### Task to complete
Pull every "small" line out of the data below.

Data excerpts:
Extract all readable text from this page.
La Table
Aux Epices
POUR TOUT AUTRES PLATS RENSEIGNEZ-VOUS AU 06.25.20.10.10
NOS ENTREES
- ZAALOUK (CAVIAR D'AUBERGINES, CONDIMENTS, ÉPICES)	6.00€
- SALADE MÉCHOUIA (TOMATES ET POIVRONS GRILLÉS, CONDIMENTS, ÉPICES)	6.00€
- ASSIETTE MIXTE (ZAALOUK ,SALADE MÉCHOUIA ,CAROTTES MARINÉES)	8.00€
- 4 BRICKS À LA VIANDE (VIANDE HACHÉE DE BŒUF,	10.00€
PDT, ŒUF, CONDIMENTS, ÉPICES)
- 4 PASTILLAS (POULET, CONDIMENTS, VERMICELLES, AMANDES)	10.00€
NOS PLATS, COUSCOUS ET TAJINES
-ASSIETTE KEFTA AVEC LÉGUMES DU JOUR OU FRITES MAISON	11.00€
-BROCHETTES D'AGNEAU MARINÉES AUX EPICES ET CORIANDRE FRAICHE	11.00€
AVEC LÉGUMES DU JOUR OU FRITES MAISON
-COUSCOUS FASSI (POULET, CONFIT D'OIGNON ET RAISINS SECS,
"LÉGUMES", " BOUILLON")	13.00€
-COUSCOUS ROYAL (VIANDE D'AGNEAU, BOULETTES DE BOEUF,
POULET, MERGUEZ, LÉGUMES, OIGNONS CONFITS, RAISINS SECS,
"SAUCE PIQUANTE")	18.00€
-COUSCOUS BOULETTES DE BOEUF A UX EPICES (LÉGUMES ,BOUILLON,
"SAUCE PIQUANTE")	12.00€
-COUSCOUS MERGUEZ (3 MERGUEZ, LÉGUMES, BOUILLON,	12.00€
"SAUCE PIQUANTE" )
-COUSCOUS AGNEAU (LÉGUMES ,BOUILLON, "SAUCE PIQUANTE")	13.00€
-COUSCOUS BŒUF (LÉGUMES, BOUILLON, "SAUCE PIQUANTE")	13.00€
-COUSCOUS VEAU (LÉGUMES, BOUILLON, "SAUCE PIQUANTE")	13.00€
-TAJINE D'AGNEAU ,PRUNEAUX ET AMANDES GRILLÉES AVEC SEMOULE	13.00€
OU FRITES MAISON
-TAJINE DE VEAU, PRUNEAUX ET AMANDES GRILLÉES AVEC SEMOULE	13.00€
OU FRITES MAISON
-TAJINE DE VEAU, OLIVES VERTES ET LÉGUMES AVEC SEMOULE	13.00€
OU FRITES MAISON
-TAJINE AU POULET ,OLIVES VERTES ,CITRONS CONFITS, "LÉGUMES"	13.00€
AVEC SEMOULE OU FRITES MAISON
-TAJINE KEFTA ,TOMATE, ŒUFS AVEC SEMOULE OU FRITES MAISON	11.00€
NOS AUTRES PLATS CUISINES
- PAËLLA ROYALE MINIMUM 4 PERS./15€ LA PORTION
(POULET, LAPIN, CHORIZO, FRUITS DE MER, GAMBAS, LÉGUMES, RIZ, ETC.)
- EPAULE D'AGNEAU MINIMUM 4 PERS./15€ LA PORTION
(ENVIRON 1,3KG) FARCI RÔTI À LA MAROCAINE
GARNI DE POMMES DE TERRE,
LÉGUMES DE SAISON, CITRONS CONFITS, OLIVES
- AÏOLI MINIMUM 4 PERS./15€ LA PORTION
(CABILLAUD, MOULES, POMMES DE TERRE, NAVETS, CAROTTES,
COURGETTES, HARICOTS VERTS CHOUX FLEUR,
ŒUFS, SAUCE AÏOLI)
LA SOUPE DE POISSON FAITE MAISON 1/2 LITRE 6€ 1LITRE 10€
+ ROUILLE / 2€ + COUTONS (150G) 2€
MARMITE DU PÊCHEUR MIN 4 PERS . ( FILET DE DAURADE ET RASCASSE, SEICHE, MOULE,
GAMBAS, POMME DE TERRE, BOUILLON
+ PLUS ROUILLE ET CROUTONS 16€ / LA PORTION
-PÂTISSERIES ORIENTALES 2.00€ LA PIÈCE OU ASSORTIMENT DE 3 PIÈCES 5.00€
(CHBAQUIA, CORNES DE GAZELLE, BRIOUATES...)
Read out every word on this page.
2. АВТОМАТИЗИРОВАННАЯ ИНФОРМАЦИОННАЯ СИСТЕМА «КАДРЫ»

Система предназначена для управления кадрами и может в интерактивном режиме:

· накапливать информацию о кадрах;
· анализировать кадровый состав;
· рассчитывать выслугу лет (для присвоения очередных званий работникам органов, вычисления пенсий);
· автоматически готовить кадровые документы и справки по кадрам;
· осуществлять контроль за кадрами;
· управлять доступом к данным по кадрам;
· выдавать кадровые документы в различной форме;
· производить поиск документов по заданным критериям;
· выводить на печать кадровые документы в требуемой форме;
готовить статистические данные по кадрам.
---
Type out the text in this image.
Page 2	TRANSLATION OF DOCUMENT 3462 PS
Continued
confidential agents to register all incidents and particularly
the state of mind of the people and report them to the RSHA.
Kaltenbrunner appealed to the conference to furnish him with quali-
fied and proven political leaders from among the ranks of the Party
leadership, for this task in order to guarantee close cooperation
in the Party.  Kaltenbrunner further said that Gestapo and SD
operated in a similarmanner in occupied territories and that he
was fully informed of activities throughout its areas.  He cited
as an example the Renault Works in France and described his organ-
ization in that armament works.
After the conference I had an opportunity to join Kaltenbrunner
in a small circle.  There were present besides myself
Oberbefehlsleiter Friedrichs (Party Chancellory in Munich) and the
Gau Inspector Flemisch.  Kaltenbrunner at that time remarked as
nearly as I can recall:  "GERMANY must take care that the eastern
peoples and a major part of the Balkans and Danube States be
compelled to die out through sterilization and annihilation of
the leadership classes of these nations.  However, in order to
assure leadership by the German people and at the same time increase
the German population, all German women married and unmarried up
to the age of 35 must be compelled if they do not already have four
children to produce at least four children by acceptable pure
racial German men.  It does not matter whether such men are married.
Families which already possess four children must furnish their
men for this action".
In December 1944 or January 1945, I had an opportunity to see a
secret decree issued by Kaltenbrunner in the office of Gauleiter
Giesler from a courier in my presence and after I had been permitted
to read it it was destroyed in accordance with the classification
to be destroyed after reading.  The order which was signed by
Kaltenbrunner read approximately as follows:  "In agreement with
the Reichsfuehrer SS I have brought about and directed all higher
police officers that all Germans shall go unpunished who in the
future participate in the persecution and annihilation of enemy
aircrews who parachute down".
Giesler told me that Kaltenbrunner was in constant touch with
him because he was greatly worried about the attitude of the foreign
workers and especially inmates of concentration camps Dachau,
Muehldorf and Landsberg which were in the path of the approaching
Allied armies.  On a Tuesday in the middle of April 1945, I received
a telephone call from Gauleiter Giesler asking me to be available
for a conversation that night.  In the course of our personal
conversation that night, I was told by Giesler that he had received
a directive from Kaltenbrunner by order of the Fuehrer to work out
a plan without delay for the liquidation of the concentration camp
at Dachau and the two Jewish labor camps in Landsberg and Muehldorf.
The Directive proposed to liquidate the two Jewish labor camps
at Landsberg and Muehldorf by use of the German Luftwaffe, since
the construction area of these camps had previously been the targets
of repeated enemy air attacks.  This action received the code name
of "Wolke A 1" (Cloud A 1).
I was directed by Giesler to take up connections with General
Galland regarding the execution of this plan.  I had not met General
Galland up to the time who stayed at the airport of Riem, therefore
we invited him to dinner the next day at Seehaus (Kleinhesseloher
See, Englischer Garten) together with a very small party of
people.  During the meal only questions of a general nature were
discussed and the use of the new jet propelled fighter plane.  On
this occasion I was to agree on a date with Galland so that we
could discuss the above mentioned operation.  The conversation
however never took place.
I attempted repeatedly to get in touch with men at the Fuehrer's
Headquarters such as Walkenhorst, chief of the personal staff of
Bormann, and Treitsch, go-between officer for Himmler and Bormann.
--
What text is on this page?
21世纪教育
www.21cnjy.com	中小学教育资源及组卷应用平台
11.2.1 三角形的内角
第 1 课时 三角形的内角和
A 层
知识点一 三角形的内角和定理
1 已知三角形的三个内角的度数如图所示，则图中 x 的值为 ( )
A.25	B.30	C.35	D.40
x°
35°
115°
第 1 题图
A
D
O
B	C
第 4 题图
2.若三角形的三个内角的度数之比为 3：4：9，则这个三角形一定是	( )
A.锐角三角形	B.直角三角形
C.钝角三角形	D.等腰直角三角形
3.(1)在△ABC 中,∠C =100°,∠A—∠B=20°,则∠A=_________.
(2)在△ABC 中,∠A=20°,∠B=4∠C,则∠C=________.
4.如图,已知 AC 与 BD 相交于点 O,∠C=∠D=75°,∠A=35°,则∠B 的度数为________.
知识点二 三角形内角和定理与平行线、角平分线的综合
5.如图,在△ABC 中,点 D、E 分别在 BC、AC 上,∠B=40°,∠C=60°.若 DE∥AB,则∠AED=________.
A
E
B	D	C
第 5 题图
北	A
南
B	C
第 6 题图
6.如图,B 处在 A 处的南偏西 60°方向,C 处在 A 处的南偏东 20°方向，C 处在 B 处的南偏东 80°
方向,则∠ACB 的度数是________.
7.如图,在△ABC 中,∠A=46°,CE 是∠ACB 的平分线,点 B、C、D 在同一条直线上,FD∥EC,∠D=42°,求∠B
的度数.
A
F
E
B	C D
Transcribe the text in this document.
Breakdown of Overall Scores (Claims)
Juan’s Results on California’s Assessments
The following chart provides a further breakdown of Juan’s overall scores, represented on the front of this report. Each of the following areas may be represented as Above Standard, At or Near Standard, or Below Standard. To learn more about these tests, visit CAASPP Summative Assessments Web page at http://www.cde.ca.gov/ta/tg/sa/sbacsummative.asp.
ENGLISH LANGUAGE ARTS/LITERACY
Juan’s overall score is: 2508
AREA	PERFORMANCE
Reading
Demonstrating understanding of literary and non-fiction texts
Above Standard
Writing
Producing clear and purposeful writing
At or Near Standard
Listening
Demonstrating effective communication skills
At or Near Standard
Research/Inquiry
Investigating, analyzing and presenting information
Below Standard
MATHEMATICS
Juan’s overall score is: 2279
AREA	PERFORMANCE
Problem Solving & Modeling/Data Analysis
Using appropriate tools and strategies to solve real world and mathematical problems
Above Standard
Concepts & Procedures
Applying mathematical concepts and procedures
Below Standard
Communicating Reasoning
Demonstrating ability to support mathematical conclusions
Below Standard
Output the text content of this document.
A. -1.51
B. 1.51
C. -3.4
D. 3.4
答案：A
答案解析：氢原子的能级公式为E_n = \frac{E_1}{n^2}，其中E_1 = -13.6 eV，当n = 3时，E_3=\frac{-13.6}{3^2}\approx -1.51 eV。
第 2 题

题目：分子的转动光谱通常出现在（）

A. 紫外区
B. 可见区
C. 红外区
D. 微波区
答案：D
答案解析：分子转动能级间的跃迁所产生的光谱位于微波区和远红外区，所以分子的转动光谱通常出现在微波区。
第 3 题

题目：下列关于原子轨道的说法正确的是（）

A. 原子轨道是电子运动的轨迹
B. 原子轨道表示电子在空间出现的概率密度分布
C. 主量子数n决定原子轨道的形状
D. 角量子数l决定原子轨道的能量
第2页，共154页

### Completed exercise
in a small circle.  There were present besides myself
See, Englischer Garten) together with a very small party of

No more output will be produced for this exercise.